**Brief**
Report only the number of lines in this material that include "попадане".

**Data supplied**
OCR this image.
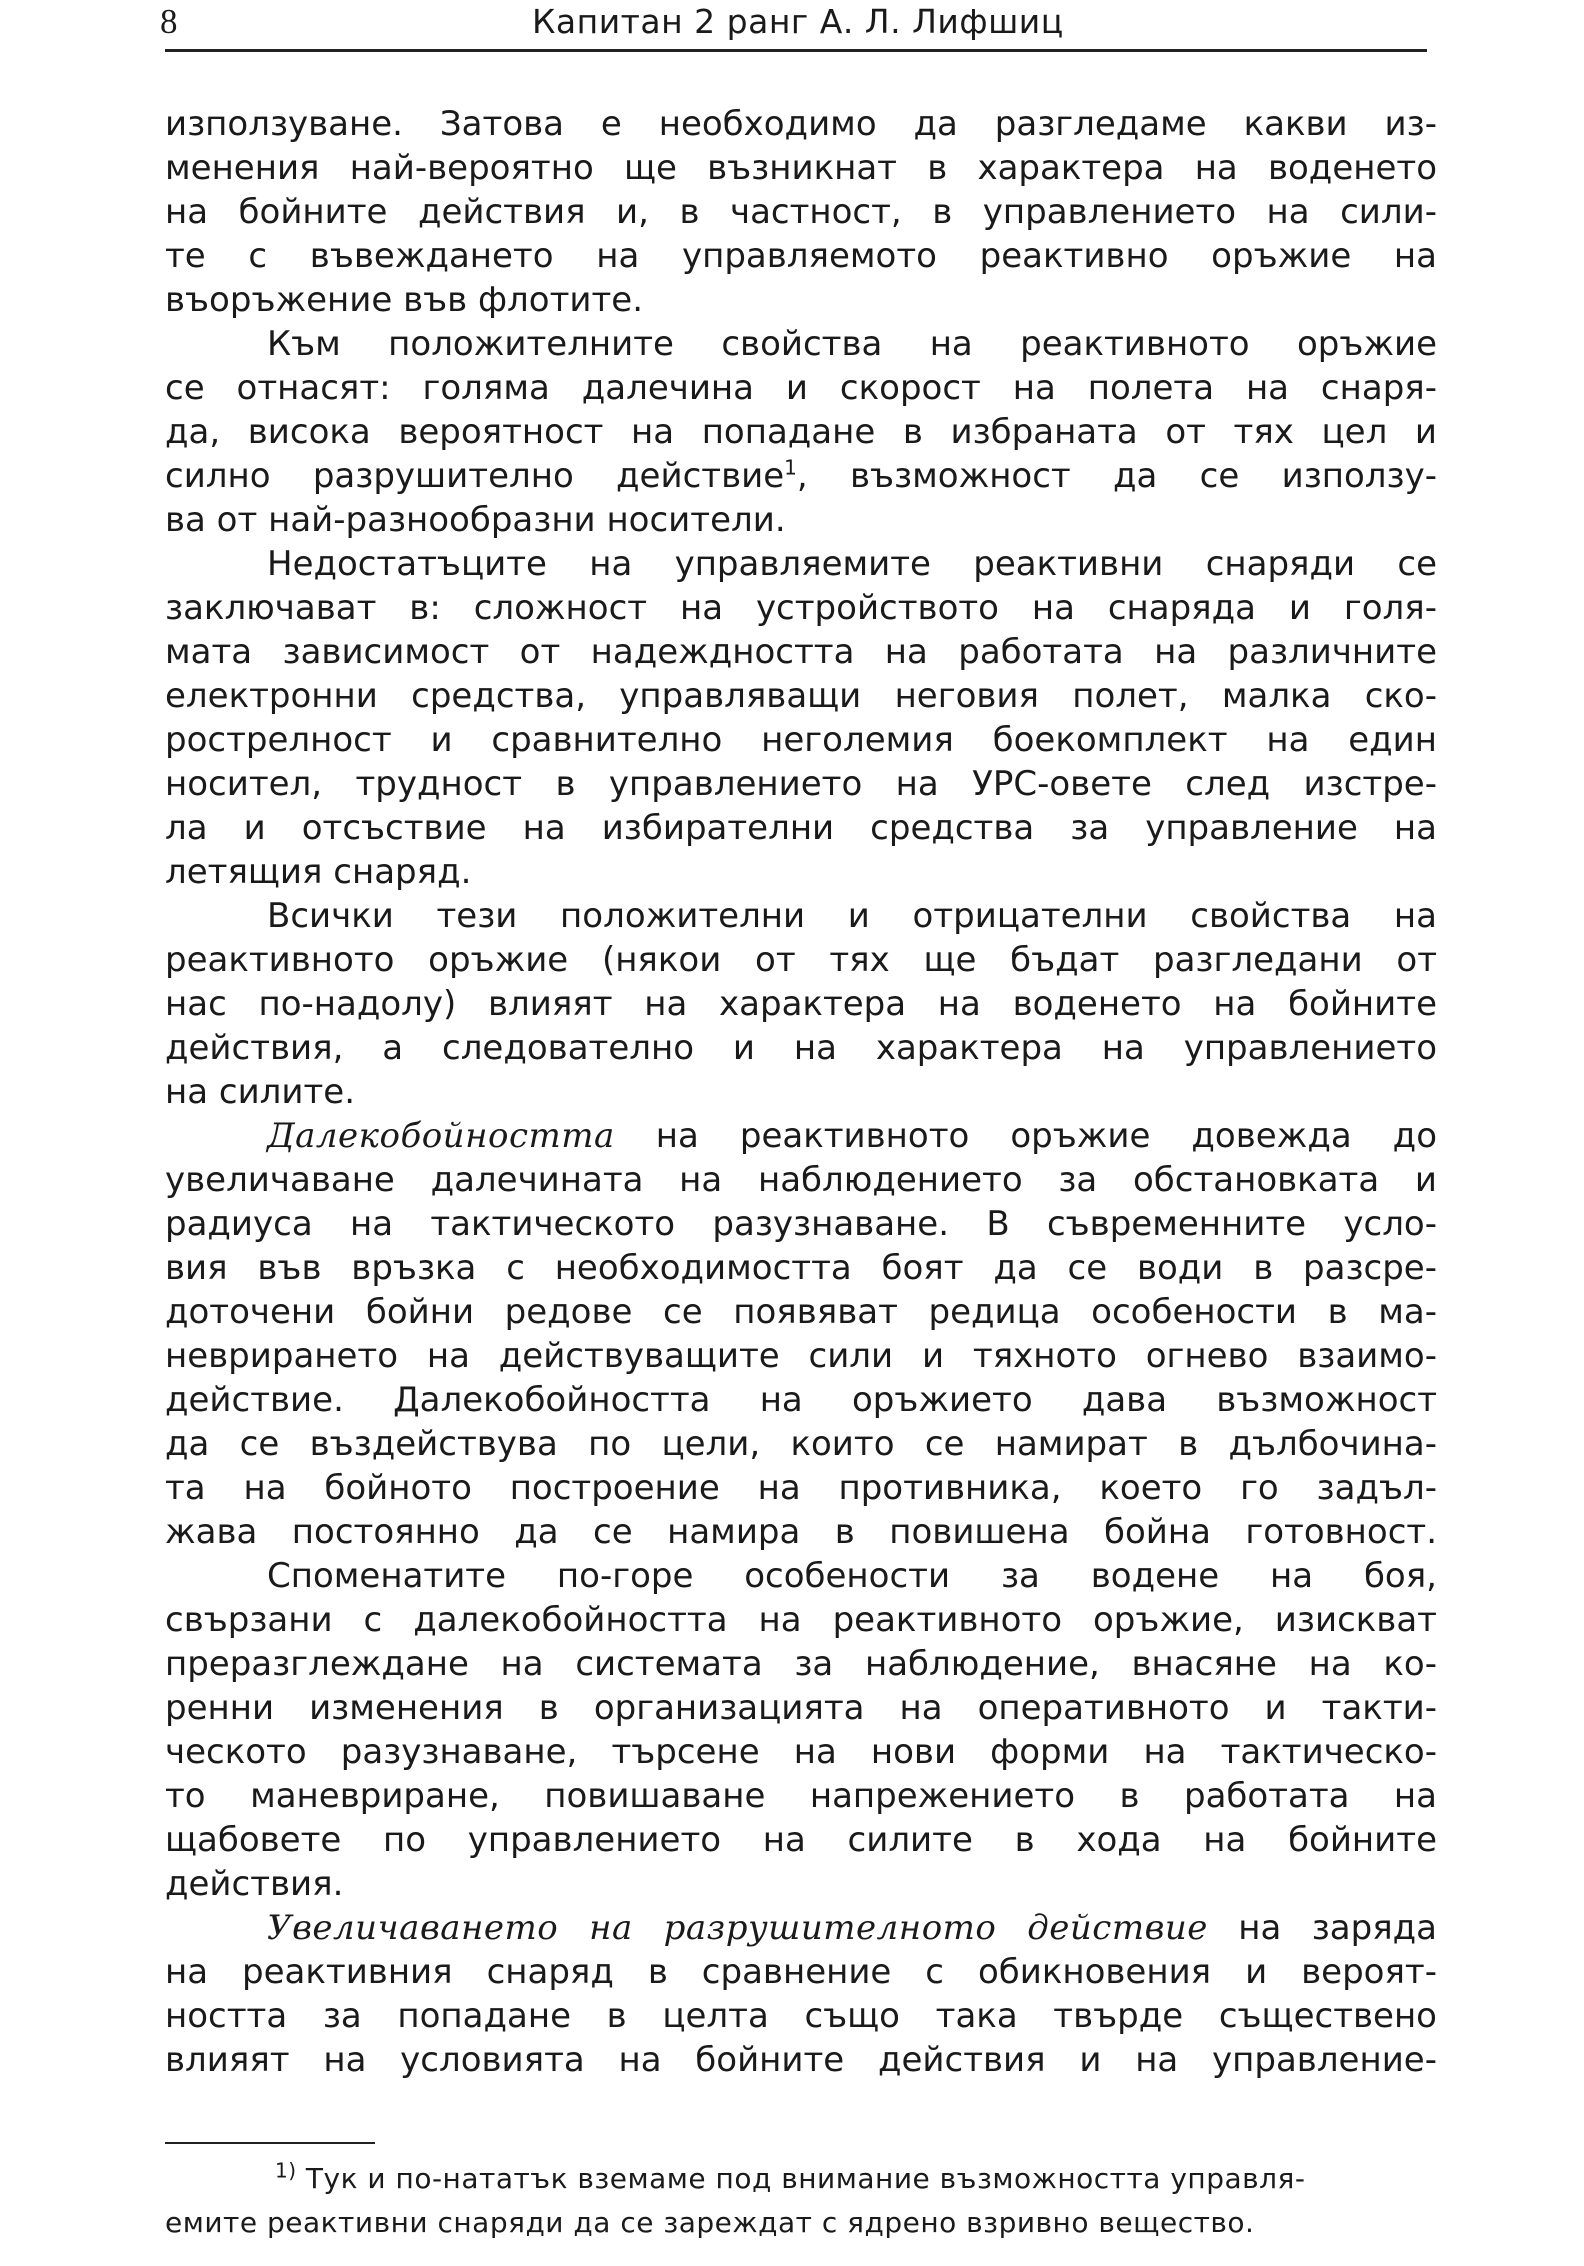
8	Капитан 2 ранг А. Л. Лифшиц
използуване. Затова е необходимо да разгледаме какви из-
менения най-вероятно ще възникнат в характера на воденето
на бойните действия и, в частност, в управлението на сили-
те с въвеждането на управляемото реактивно оръжие на
въоръжение във флотите.
Към положителните свойства на реактивното оръжие
се отнасят: голяма далечина и скорост на полета на снаря-
да, висока вероятност на попадане в избраната от тях цел и
силно разрушително действие$^1$, възможност да се използу-
ва от най-разнообразни носители.
Недостатъците на управляемите реактивни снаряди се
заключават в: сложност на устройството на снаряда и голя-
мата зависимост от надеждността на работата на различните
електронни средства, управляващи неговия полет, малка ско-
рострелност и сравнително неголемия боекомплект на един
носител, трудност в управлението на УРС-овете след изстре-
ла и отсъствие на избирателни средства за управление на
летящия снаряд.
Всички тези положителни и отрицателни свойства на
реактивното оръжие (някои от тях ще бъдат разгледани от
нас по-надолу) влияят на характера на воденето на бойните
действия, а следователно и на характера на управлението
на силите.
Далекобойността на реактивното оръжие довежда до
увеличаване далечината на наблюдението за обстановката и
радиуса на тактическото разузнаване. В съвременните усло-
вия във връзка с необходимостта боят да се води в разсре-
доточени бойни редове се появяват редица особености в ма-
неврирането на действуващите сили и тяхното огнево взаимо-
действие. Далекобойността на оръжието дава възможност
да се въздействува по цели, които се намират в дълбочина-
та на бойното построение на противника, което го задъл-
жава постоянно да се намира в повишена бойна готовност.
Споменатите по-горе особености за водене на боя,
свързани с далекобойността на реактивното оръжие, изискват
преразглеждане на системата за наблюдение, внасяне на ко-
ренни изменения в организацията на оперативното и такти-
ческото разузнаване, търсене на нови форми на тактическо-
то маневриране, повишаване напрежението в работата на
щабовете по управлението на силите в хода на бойните
действия.
Увеличаването на разрушителното действие на заряда
на реактивния снаряд в сравнение с обикновения и вероят-
ността за попадане в целта също така твърде съществено
влияят на условията на бойните действия и на управление-
$^{1)}$ Тук и по-нататък вземаме под внимание възможността управля-
емите реактивни снаряди да се зареждат с ядрено взривно вещество.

**Exercise output**
2